• [Exercise material]:
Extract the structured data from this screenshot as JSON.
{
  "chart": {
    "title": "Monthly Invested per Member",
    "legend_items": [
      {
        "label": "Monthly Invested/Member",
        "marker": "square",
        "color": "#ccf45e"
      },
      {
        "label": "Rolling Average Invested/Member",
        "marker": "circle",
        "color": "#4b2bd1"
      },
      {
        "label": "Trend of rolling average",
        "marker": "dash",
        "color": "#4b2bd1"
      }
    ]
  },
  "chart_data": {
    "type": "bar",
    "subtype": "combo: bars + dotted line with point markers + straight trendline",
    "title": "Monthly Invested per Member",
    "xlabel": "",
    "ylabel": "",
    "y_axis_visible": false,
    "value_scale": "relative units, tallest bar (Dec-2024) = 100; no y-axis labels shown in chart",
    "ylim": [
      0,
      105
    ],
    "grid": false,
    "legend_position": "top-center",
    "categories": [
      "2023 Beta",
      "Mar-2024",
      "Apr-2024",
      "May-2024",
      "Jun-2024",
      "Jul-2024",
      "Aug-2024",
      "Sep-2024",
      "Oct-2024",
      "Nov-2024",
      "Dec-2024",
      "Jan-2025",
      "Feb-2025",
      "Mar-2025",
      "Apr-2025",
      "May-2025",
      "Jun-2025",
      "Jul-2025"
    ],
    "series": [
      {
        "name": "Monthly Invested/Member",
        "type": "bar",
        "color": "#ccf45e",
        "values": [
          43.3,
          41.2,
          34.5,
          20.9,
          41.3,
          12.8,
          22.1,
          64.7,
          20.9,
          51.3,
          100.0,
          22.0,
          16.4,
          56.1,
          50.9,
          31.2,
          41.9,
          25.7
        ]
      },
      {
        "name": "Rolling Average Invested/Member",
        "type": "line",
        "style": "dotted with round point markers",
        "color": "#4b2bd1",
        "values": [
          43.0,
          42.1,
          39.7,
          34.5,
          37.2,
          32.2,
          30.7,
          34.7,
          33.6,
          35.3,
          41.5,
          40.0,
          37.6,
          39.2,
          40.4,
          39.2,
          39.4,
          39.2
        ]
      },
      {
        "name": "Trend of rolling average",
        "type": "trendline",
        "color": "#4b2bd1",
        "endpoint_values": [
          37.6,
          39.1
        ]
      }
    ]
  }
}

• [Given request]: Find the string "Member" in the records, then copy each line where it occurs.

• [Answer to this problem]:
    "title": "Monthly Invested per Member",
        "label": "Monthly Invested/Member",
        "label": "Rolling Average Invested/Member",
    "title": "Monthly Invested per Member",
        "name": "Monthly Invested/Member",
        "name": "Rolling Average Invested/Member",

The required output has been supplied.